A Single Policy Is Insufficient for Effective Corporate Climate Action

Investors with a climate consciousness should opt to back companies that adopt a comprehensive suite of climate policies instead of selecting those that implement only specific, isolated measures. This advice emerges from a study published on November 13, 2024, in the open-access journal PLOS Climate by Lena Klaaßen of ETH Zurich, Switzerland, and her team.

Policymakers regard the private sector as a pivotal force in driving climate initiatives. As investors become increasingly focused on robust climate strategies, they are likely to channel their investments towards companies that demonstrate a proactive stance on climate issues. With an uptick in companies openly sharing their climate strategies, there has been a corresponding interest in analysing how these policies translate into actual reductions in corporate greenhouse gas emissions.

In their research, Klaaßen and her team analysed data concerning policy and emissions obtained from the CDP dataset, which encompasses over 1,700 companies that disclosed their climate policies from 2010 to 2022. The findings revealed that companies endorsing only a singular climate policy did not consistently demonstrate significant emissions reductions. However, those with diverse policies, including emission targets, financial incentives, and monitoring standards, showed a notable average reduction in emissions of more than 20% across the years evaluated.
- - -
-- STATED EXERCISE A --
According to the corporate climate action article, what average emissions reduction did companies with diverse climate policies show?

-- RECORDS FOR THIS EXERCISE --
- - -
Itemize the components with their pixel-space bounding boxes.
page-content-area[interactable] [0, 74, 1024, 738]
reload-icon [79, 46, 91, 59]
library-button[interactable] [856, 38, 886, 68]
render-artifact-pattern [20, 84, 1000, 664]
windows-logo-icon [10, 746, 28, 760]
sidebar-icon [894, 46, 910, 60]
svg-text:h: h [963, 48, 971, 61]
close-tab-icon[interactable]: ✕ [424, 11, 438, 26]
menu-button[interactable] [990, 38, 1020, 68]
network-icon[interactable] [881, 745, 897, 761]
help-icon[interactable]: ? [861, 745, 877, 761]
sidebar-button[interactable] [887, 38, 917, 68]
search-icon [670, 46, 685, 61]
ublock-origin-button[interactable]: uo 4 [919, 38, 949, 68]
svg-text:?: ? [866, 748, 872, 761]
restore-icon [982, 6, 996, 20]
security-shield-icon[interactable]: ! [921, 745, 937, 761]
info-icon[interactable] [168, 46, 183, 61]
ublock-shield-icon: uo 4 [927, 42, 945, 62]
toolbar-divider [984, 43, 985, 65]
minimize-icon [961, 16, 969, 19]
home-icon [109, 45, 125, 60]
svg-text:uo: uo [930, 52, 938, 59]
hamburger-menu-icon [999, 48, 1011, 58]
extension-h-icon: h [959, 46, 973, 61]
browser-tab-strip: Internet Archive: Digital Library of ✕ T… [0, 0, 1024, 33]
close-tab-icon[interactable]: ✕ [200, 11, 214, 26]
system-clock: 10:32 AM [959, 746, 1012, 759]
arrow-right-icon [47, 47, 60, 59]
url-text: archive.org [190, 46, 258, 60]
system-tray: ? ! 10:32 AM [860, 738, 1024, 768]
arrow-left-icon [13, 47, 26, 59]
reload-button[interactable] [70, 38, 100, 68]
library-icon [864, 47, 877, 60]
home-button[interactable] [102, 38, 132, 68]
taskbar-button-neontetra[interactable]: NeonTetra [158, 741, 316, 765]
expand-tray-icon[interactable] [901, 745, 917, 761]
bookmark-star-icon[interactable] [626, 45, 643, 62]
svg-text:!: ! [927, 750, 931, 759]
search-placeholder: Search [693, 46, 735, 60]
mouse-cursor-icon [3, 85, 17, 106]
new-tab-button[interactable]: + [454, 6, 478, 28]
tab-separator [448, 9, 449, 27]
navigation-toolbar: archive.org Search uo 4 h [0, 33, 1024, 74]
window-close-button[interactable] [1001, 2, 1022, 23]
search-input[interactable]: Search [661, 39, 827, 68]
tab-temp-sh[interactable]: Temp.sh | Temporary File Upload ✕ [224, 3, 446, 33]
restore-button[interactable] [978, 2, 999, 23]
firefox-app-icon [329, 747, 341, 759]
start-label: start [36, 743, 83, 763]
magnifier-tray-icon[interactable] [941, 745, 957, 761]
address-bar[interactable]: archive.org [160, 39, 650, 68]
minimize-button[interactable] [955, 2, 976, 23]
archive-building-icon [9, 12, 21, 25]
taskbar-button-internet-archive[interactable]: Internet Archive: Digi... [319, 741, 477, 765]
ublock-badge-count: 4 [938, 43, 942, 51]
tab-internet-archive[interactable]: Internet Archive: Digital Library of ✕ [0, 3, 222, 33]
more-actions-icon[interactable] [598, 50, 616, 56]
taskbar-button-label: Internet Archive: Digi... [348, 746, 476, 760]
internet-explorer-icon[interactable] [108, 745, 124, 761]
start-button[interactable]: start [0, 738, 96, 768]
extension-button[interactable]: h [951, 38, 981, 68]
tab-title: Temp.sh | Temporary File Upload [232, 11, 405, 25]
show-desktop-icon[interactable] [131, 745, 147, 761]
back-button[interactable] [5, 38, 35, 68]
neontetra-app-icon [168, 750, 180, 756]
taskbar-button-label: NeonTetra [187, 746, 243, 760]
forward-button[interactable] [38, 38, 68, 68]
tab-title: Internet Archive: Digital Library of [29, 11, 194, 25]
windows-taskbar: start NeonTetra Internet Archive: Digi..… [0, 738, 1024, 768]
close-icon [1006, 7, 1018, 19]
- - -
-- STATED EXERCISE B --
Rewrite the records from their start through the line containing "close-tab-icon[interactable]: ✕ [424, 11, 438, 26]", swapping "pixel-space" for "screen-space" and leaving everything else as it is.

-- CORRECT RESULT A --
More than 20% across the years evaluated.

-- CORRECT RESULT B --
Itemize the components with their screen-space bounding boxes.
page-content-area[interactable] [0, 74, 1024, 738]
reload-icon [79, 46, 91, 59]
library-button[interactable] [856, 38, 886, 68]
render-artifact-pattern [20, 84, 1000, 664]
windows-logo-icon [10, 746, 28, 760]
sidebar-icon [894, 46, 910, 60]
svg-text:h: h [963, 48, 971, 61]
close-tab-icon[interactable]: ✕ [424, 11, 438, 26]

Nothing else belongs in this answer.